**Written exercise:**
Pick out all lines of the entries that include the word "grid" and copy them.

Dataset entries on figures:

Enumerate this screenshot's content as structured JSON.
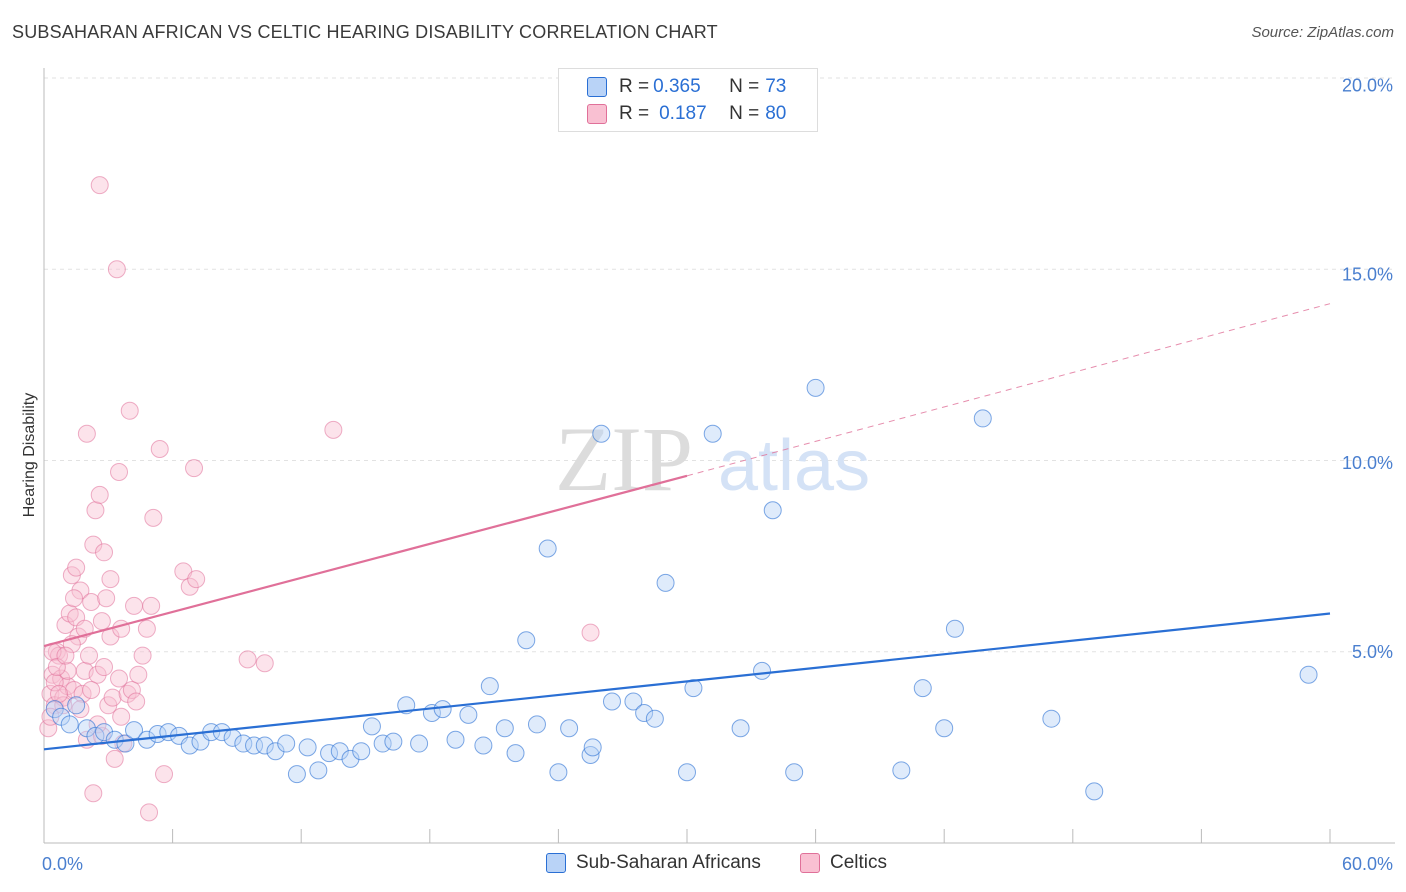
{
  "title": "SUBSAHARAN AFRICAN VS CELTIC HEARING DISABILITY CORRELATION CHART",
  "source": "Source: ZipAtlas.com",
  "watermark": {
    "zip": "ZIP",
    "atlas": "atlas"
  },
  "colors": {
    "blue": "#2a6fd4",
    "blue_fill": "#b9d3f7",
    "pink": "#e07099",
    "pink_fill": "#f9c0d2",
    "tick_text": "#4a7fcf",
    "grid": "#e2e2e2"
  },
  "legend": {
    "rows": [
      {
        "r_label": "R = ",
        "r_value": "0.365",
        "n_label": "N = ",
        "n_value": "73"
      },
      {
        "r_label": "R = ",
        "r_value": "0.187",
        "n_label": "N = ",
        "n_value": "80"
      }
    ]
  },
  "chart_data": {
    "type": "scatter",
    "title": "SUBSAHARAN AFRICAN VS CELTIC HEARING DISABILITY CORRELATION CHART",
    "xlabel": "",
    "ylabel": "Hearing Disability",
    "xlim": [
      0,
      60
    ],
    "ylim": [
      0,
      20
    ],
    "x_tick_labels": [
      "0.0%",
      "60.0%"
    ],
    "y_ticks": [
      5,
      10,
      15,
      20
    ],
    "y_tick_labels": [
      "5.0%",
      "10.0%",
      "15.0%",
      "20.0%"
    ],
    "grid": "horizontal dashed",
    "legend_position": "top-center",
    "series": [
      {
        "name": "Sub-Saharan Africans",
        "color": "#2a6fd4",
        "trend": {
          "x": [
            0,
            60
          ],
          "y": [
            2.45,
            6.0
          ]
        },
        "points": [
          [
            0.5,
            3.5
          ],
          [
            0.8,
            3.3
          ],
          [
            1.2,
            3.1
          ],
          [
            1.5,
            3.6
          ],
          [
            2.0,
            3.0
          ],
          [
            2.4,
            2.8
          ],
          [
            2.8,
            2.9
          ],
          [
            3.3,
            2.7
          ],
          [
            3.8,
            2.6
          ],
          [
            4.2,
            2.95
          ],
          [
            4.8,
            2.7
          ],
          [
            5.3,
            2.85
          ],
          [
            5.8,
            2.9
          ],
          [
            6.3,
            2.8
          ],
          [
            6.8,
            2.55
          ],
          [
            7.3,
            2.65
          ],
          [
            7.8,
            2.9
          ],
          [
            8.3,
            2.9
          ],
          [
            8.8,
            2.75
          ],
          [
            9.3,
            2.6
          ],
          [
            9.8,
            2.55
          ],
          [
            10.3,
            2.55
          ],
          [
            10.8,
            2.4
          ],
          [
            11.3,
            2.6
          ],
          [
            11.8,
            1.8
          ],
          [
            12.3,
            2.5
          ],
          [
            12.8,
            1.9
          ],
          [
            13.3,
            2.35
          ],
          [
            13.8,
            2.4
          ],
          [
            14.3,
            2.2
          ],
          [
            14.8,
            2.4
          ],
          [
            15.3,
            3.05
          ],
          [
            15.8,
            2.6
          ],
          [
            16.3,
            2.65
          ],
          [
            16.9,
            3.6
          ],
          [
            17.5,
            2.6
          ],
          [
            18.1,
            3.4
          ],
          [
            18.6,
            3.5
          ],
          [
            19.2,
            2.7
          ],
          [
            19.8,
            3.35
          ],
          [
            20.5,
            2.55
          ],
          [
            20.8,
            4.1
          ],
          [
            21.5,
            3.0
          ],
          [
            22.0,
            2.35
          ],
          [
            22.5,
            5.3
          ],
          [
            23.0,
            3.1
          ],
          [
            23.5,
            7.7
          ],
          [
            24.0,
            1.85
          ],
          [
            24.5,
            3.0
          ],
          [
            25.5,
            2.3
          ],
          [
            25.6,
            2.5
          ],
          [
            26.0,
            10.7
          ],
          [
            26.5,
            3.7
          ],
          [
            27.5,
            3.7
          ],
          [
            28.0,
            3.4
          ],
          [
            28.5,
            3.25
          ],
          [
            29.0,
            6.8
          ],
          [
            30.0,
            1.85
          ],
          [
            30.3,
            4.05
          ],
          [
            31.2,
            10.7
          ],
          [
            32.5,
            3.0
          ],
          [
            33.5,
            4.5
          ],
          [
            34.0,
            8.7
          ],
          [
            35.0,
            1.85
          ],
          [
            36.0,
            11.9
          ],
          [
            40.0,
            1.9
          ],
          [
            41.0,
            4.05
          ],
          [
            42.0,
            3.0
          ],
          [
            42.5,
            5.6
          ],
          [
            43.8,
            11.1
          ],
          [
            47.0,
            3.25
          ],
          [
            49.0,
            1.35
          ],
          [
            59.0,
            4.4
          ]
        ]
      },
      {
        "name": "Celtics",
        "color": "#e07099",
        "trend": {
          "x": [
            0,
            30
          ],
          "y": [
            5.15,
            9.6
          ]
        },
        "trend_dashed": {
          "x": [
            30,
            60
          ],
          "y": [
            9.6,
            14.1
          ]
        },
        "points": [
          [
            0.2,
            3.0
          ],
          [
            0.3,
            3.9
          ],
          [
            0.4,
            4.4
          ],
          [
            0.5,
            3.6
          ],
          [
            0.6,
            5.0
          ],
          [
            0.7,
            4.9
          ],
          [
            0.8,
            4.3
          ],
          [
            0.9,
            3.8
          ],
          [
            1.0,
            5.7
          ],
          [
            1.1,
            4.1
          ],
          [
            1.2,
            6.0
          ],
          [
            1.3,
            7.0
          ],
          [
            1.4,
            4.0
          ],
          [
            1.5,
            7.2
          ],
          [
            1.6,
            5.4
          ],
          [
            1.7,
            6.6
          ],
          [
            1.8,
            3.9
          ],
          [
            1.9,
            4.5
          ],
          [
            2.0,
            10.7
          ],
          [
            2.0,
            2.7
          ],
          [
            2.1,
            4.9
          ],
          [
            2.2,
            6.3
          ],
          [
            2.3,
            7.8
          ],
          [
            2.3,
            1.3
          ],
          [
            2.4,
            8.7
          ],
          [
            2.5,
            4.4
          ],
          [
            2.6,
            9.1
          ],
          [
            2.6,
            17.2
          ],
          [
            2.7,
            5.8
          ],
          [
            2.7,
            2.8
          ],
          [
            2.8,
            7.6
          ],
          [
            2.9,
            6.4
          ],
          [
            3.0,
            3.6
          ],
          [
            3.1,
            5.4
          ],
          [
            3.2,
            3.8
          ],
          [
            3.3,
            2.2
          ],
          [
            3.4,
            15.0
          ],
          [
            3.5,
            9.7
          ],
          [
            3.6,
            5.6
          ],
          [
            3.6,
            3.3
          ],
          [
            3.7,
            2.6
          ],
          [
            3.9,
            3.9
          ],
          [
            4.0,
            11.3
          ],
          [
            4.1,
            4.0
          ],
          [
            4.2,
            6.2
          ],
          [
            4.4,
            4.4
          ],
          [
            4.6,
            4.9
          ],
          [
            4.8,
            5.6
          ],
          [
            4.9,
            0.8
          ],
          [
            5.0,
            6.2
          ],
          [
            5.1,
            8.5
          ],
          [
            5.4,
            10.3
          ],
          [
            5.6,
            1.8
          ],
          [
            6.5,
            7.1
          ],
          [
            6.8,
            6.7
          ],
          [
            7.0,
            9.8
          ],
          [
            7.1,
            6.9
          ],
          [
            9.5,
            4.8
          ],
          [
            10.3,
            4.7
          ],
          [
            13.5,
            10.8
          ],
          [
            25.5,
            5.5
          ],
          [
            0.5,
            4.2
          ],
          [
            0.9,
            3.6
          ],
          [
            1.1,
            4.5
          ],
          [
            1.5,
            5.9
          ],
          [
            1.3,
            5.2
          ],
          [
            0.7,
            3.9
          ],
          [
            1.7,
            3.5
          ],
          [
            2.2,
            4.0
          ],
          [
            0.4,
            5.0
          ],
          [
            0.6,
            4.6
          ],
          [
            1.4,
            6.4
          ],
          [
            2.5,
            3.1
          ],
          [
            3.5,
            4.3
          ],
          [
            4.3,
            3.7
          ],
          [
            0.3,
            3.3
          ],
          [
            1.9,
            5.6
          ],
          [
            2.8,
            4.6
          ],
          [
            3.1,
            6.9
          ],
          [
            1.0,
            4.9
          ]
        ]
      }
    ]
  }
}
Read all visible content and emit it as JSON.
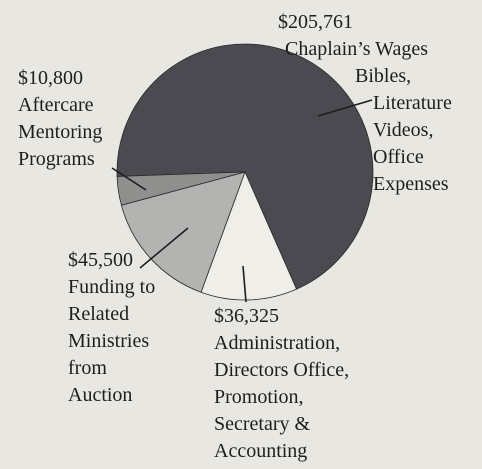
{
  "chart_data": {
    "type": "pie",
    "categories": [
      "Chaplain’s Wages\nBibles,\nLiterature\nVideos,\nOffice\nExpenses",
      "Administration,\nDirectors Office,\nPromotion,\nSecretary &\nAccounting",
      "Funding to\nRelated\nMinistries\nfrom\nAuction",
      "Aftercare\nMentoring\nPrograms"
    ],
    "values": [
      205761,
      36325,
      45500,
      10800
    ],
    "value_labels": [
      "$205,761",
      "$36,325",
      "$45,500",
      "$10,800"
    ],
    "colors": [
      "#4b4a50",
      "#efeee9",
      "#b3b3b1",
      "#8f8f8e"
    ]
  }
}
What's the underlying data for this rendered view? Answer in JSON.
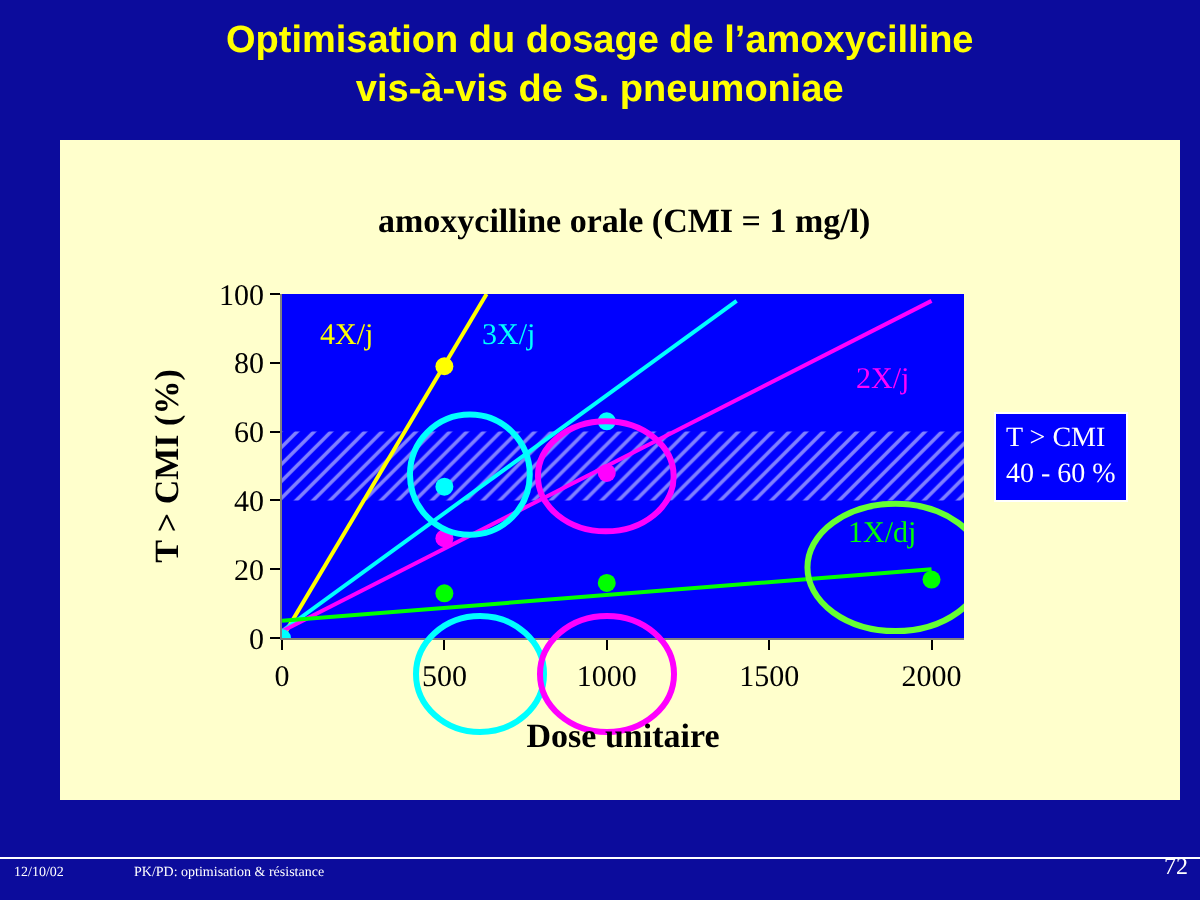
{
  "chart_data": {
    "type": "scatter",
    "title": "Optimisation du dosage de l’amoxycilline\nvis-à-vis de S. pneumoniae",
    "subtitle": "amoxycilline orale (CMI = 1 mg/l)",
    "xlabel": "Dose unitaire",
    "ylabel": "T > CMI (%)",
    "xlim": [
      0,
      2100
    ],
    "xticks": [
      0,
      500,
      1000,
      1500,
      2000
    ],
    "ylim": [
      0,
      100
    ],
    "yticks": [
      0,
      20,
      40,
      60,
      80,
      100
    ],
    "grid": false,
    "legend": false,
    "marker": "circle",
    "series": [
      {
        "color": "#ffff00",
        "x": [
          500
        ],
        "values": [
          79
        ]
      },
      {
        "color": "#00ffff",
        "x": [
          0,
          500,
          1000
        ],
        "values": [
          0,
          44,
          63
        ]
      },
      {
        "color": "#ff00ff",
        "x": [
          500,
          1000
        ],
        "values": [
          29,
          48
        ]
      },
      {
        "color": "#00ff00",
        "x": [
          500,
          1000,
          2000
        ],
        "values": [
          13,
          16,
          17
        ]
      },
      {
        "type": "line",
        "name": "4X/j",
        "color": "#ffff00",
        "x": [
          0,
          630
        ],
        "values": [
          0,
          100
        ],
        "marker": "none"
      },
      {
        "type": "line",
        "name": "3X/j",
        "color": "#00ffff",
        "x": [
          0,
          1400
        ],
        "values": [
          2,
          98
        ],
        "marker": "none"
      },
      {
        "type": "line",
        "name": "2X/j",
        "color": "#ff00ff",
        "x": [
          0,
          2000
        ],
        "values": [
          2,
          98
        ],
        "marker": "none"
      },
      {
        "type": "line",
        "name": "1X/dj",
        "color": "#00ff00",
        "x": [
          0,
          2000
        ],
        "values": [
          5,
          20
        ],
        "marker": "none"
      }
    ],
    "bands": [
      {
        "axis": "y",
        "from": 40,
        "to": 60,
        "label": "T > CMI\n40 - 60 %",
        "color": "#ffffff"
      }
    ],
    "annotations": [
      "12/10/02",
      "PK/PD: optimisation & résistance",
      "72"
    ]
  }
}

**Answer below:**
    "grid": "#e2e2e2"
    "grid": "horizontal dashed",
    "grid": false,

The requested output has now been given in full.